_MATERIAL FOR THE TASK:_
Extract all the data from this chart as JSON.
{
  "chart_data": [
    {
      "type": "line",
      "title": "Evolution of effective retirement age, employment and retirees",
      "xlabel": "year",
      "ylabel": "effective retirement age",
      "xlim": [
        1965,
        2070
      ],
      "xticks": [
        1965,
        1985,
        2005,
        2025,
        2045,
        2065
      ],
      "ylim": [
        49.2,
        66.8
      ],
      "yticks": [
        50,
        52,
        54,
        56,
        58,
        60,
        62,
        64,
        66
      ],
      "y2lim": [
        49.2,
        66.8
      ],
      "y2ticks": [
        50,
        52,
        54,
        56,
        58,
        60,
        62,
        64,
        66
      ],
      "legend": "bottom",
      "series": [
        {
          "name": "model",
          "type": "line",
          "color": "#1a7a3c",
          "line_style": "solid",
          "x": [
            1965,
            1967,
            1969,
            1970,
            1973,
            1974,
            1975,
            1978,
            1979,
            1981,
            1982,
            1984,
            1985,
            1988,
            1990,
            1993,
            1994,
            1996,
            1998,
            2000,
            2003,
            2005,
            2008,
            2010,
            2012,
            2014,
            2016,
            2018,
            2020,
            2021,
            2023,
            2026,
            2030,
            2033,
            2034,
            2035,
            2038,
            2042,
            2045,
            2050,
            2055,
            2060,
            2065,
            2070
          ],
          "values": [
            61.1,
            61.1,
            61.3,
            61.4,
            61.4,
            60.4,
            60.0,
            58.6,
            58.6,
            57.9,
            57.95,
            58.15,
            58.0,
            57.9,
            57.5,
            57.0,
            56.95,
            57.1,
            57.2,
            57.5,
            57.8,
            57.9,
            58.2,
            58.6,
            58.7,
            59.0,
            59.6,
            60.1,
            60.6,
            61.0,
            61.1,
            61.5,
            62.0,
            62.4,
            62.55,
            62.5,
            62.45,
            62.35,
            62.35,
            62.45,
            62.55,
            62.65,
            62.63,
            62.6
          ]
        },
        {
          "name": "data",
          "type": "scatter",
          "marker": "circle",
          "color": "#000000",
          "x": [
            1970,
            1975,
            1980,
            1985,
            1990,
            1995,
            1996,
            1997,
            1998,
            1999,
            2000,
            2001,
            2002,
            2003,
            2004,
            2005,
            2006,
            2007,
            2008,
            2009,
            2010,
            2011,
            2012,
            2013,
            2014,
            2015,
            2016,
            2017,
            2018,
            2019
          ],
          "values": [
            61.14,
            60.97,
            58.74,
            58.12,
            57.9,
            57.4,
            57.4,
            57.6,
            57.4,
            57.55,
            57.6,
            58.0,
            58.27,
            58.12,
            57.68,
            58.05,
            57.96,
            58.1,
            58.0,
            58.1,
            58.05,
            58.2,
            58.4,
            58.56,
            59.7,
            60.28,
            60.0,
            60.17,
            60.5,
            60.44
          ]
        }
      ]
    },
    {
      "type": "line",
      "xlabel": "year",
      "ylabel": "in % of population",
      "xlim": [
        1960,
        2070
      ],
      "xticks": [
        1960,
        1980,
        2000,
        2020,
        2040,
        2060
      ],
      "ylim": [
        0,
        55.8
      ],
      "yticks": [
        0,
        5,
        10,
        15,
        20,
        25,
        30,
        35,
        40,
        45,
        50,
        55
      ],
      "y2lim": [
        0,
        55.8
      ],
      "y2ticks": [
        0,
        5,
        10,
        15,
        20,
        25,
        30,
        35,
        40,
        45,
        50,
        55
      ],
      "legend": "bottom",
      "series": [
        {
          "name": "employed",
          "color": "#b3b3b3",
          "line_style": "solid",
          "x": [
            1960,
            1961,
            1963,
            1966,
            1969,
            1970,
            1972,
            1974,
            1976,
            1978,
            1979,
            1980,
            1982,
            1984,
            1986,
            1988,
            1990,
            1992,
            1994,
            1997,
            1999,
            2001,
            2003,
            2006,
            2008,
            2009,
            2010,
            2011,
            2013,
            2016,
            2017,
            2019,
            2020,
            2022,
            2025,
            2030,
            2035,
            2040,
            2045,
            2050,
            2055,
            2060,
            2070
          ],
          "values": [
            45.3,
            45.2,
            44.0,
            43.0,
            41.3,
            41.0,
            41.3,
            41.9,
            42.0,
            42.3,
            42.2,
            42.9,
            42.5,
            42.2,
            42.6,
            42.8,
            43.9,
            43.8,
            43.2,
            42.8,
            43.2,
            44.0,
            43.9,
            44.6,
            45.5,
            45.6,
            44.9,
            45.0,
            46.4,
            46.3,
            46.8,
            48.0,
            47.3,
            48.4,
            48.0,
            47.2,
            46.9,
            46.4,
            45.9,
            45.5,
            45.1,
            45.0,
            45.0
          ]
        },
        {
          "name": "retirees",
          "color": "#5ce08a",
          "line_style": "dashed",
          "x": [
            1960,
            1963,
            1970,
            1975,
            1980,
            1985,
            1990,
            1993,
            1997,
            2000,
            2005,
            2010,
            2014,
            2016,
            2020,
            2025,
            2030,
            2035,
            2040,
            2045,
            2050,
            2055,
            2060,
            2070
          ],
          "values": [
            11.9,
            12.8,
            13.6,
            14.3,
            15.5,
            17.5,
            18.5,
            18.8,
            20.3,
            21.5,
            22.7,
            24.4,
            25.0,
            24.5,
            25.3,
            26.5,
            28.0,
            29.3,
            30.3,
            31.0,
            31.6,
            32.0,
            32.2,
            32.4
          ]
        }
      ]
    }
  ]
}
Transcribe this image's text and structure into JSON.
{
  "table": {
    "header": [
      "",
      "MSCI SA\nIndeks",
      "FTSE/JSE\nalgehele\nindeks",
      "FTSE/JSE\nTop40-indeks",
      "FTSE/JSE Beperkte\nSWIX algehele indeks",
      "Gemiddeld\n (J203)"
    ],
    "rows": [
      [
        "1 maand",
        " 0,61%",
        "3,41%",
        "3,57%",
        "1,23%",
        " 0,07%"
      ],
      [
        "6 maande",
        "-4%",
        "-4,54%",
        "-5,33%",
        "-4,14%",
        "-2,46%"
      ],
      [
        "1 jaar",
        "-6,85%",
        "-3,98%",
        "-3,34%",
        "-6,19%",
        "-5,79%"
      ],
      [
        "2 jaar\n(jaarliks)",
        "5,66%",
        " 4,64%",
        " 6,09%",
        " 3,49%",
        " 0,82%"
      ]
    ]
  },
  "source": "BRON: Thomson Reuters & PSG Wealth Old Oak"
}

_TASK REQUIREMENTS:_ Take the records above and return them exactly as written.

_THE OUTPUT:_
Extract all the data from this chart as JSON.
{
  "chart_data": [
    {
      "type": "line",
      "title": "Evolution of effective retirement age, employment and retirees",
      "xlabel": "year",
      "ylabel": "effective retirement age",
      "xlim": [
        1965,
        2070
      ],
      "xticks": [
        1965,
        1985,
        2005,
        2025,
        2045,
        2065
      ],
      "ylim": [
        49.2,
        66.8
      ],
      "yticks": [
        50,
        52,
        54,
        56,
        58,
        60,
        62,
        64,
        66
      ],
      "y2lim": [
        49.2,
        66.8
      ],
      "y2ticks": [
        50,
        52,
        54,
        56,
        58,
        60,
        62,
        64,
        66
      ],
      "legend": "bottom",
      "series": [
        {
          "name": "model",
          "type": "line",
          "color": "#1a7a3c",
          "line_style": "solid",
          "x": [
            1965,
            1967,
            1969,
            1970,
            1973,
            1974,
            1975,
            1978,
            1979,
            1981,
            1982,
            1984,
            1985,
            1988,
            1990,
            1993,
            1994,
            1996,
            1998,
            2000,
            2003,
            2005,
            2008,
            2010,
            2012,
            2014,
            2016,
            2018,
            2020,
            2021,
            2023,
            2026,
            2030,
            2033,
            2034,
            2035,
            2038,
            2042,
            2045,
            2050,
            2055,
            2060,
            2065,
            2070
          ],
          "values": [
            61.1,
            61.1,
            61.3,
            61.4,
            61.4,
            60.4,
            60.0,
            58.6,
            58.6,
            57.9,
            57.95,
            58.15,
            58.0,
            57.9,
            57.5,
            57.0,
            56.95,
            57.1,
            57.2,
            57.5,
            57.8,
            57.9,
            58.2,
            58.6,
            58.7,
            59.0,
            59.6,
            60.1,
            60.6,
            61.0,
            61.1,
            61.5,
            62.0,
            62.4,
            62.55,
            62.5,
            62.45,
            62.35,
            62.35,
            62.45,
            62.55,
            62.65,
            62.63,
            62.6
          ]
        },
        {
          "name": "data",
          "type": "scatter",
          "marker": "circle",
          "color": "#000000",
          "x": [
            1970,
            1975,
            1980,
            1985,
            1990,
            1995,
            1996,
            1997,
            1998,
            1999,
            2000,
            2001,
            2002,
            2003,
            2004,
            2005,
            2006,
            2007,
            2008,
            2009,
            2010,
            2011,
            2012,
            2013,
            2014,
            2015,
            2016,
            2017,
            2018,
            2019
          ],
          "values": [
            61.14,
            60.97,
            58.74,
            58.12,
            57.9,
            57.4,
            57.4,
            57.6,
            57.4,
            57.55,
            57.6,
            58.0,
            58.27,
            58.12,
            57.68,
            58.05,
            57.96,
            58.1,
            58.0,
            58.1,
            58.05,
            58.2,
            58.4,
            58.56,
            59.7,
            60.28,
            60.0,
            60.17,
            60.5,
            60.44
          ]
        }
      ]
    },
    {
      "type": "line",
      "xlabel": "year",
      "ylabel": "in % of population",
      "xlim": [
        1960,
        2070
      ],
      "xticks": [
        1960,
        1980,
        2000,
        2020,
        2040,
        2060
      ],
      "ylim": [
        0,
        55.8
      ],
      "yticks": [
        0,
        5,
        10,
        15,
        20,
        25,
        30,
        35,
        40,
        45,
        50,
        55
      ],
      "y2lim": [
        0,
        55.8
      ],
      "y2ticks": [
        0,
        5,
        10,
        15,
        20,
        25,
        30,
        35,
        40,
        45,
        50,
        55
      ],
      "legend": "bottom",
      "series": [
        {
          "name": "employed",
          "color": "#b3b3b3",
          "line_style": "solid",
          "x": [
            1960,
            1961,
            1963,
            1966,
            1969,
            1970,
            1972,
            1974,
            1976,
            1978,
            1979,
            1980,
            1982,
            1984,
            1986,
            1988,
            1990,
            1992,
            1994,
            1997,
            1999,
            2001,
            2003,
            2006,
            2008,
            2009,
            2010,
            2011,
            2013,
            2016,
            2017,
            2019,
            2020,
            2022,
            2025,
            2030,
            2035,
            2040,
            2045,
            2050,
            2055,
            2060,
            2070
          ],
          "values": [
            45.3,
            45.2,
            44.0,
            43.0,
            41.3,
            41.0,
            41.3,
            41.9,
            42.0,
            42.3,
            42.2,
            42.9,
            42.5,
            42.2,
            42.6,
            42.8,
            43.9,
            43.8,
            43.2,
            42.8,
            43.2,
            44.0,
            43.9,
            44.6,
            45.5,
            45.6,
            44.9,
            45.0,
            46.4,
            46.3,
            46.8,
            48.0,
            47.3,
            48.4,
            48.0,
            47.2,
            46.9,
            46.4,
            45.9,
            45.5,
            45.1,
            45.0,
            45.0
          ]
        },
        {
          "name": "retirees",
          "color": "#5ce08a",
          "line_style": "dashed",
          "x": [
            1960,
            1963,
            1970,
            1975,
            1980,
            1985,
            1990,
            1993,
            1997,
            2000,
            2005,
            2010,
            2014,
            2016,
            2020,
            2025,
            2030,
            2035,
            2040,
            2045,
            2050,
            2055,
            2060,
            2070
          ],
          "values": [
            11.9,
            12.8,
            13.6,
            14.3,
            15.5,
            17.5,
            18.5,
            18.8,
            20.3,
            21.5,
            22.7,
            24.4,
            25.0,
            24.5,
            25.3,
            26.5,
            28.0,
            29.3,
            30.3,
            31.0,
            31.6,
            32.0,
            32.2,
            32.4
          ]
        }
      ]
    }
  ]
}
Transcribe this image's text and structure into JSON.
{
  "table": {
    "header": [
      "",
      "MSCI SA\nIndeks",
      "FTSE/JSE\nalgehele\nindeks",
      "FTSE/JSE\nTop40-indeks",
      "FTSE/JSE Beperkte\nSWIX algehele indeks",
      "Gemiddeld\n (J203)"
    ],
    "rows": [
      [
        "1 maand",
        " 0,61%",
        "3,41%",
        "3,57%",
        "1,23%",
        " 0,07%"
      ],
      [
        "6 maande",
        "-4%",
        "-4,54%",
        "-5,33%",
        "-4,14%",
        "-2,46%"
      ],
      [
        "1 jaar",
        "-6,85%",
        "-3,98%",
        "-3,34%",
        "-6,19%",
        "-5,79%"
      ],
      [
        "2 jaar\n(jaarliks)",
        "5,66%",
        " 4,64%",
        " 6,09%",
        " 3,49%",
        " 0,82%"
      ]
    ]
  },
  "source": "BRON: Thomson Reuters & PSG Wealth Old Oak"
}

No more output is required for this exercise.